▸ Do this: Report the total number of lines that include the string "assets", without any other text.

▸ Entries shown:
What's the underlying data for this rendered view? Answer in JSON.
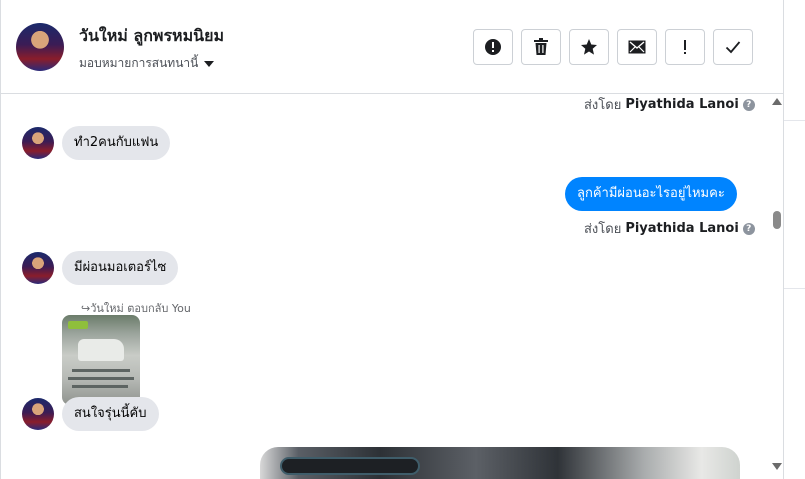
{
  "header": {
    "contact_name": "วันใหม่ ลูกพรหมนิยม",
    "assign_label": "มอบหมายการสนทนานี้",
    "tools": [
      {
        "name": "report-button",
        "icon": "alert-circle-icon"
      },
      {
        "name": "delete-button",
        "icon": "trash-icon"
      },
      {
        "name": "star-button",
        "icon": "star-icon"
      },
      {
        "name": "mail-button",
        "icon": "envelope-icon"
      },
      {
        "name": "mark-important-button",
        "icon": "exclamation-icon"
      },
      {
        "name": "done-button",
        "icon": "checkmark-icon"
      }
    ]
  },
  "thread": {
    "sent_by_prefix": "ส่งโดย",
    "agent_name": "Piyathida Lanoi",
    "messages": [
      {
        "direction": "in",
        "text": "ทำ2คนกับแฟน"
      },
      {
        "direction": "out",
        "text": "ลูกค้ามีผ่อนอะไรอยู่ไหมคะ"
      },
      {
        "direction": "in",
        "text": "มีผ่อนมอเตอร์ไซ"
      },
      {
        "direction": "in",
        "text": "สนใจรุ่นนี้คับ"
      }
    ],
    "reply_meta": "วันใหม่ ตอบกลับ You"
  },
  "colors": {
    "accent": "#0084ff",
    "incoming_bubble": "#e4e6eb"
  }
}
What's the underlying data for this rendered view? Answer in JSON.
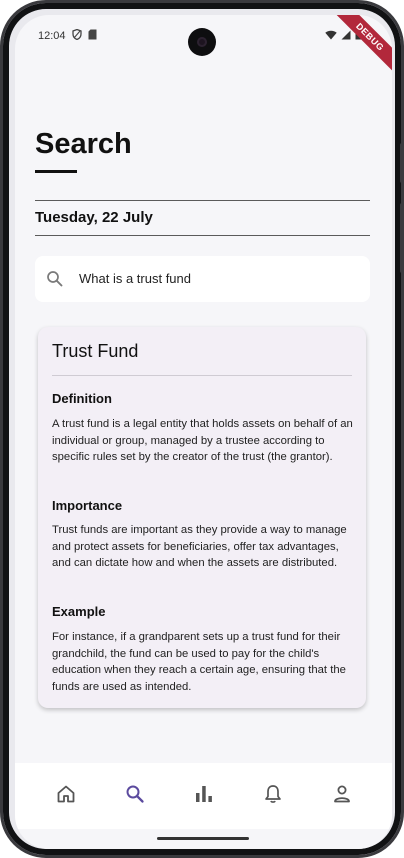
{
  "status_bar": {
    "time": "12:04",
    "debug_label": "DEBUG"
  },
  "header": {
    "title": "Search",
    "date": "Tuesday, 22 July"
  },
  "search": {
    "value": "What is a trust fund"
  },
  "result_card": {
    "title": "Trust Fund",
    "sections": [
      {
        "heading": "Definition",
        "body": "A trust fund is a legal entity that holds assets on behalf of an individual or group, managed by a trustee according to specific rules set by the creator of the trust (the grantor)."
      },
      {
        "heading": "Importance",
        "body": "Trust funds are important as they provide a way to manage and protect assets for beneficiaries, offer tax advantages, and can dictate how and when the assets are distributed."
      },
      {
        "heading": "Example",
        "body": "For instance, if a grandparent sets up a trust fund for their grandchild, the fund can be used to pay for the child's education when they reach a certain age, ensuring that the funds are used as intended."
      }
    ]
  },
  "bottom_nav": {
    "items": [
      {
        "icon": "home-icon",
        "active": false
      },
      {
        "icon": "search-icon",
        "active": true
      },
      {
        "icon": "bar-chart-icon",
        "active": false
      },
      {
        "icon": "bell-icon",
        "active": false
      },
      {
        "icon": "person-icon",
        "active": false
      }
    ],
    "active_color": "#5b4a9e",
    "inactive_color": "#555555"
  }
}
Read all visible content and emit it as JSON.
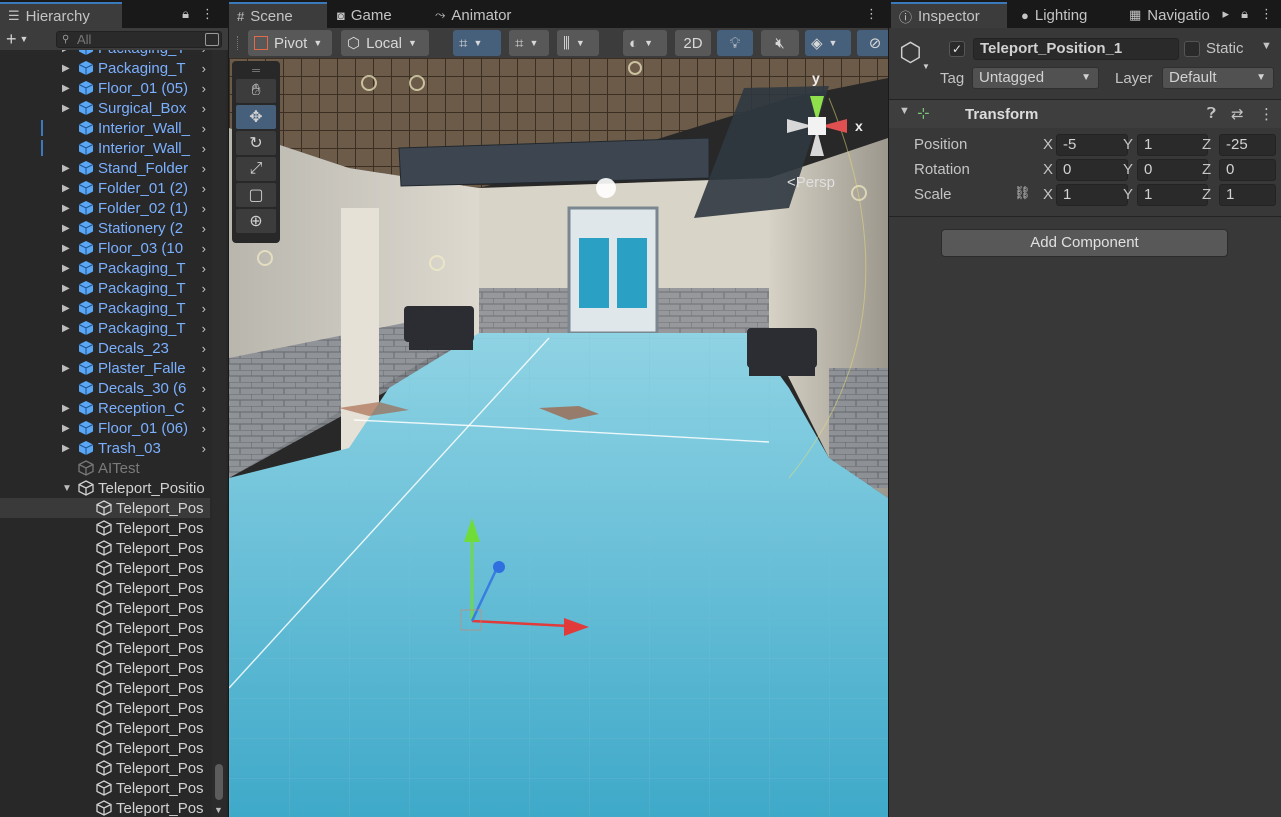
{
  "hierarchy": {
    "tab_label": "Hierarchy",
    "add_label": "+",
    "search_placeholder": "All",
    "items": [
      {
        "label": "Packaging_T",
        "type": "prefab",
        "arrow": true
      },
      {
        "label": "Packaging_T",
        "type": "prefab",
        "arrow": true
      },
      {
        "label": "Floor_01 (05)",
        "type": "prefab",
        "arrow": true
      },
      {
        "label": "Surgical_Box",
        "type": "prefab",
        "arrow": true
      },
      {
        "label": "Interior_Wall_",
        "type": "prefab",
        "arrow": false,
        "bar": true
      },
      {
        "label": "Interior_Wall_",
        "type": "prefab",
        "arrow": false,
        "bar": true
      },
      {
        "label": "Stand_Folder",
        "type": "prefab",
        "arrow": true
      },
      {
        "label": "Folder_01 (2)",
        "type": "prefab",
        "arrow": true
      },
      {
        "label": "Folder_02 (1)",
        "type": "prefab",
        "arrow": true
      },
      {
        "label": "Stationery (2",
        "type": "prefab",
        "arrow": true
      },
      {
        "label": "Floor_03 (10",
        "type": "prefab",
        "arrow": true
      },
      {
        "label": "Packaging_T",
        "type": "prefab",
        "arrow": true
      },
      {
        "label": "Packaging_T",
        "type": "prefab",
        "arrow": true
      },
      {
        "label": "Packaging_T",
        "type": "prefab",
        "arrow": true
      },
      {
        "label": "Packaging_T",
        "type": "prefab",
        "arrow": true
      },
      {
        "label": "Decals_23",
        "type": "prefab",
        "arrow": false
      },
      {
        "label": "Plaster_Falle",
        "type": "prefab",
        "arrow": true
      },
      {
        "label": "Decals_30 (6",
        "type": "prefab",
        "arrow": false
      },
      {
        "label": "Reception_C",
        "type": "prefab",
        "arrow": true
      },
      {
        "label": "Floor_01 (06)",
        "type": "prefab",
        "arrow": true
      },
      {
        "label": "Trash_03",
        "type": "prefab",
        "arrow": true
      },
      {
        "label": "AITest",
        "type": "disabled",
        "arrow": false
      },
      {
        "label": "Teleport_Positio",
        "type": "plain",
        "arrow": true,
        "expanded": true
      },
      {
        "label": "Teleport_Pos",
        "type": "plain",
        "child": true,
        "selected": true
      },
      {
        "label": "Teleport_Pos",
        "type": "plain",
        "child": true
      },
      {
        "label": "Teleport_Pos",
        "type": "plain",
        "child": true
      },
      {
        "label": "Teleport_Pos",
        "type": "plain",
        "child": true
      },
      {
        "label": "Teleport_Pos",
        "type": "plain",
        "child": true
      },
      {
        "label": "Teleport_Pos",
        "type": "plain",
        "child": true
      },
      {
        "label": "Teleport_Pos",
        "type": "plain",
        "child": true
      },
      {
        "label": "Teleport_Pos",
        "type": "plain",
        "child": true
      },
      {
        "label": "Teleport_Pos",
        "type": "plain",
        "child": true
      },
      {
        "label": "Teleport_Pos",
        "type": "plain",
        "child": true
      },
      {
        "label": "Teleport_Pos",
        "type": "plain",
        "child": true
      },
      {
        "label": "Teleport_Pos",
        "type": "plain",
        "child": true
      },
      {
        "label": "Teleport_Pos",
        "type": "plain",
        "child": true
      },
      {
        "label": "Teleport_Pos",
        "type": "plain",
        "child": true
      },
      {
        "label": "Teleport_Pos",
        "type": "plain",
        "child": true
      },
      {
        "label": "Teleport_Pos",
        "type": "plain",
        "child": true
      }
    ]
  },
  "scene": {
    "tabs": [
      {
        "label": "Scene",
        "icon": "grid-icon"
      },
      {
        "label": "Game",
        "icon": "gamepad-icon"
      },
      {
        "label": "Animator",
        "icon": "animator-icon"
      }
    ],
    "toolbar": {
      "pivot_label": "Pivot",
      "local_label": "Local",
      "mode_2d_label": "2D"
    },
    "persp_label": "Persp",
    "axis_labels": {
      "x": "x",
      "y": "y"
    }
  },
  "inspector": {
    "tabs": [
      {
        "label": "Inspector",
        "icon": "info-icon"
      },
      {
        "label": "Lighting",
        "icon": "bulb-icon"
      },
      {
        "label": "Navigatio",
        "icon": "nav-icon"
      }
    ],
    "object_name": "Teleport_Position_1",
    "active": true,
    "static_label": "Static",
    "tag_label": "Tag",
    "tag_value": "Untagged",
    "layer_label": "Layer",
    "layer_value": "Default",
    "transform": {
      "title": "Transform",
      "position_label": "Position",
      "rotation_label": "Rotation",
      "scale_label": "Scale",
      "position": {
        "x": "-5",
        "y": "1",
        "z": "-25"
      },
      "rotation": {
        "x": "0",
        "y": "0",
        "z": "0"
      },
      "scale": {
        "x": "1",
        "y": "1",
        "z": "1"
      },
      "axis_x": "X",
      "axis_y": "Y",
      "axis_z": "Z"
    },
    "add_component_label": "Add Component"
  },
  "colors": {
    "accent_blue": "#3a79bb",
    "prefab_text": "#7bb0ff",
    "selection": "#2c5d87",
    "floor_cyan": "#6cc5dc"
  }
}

▸ Output of the exercise: 2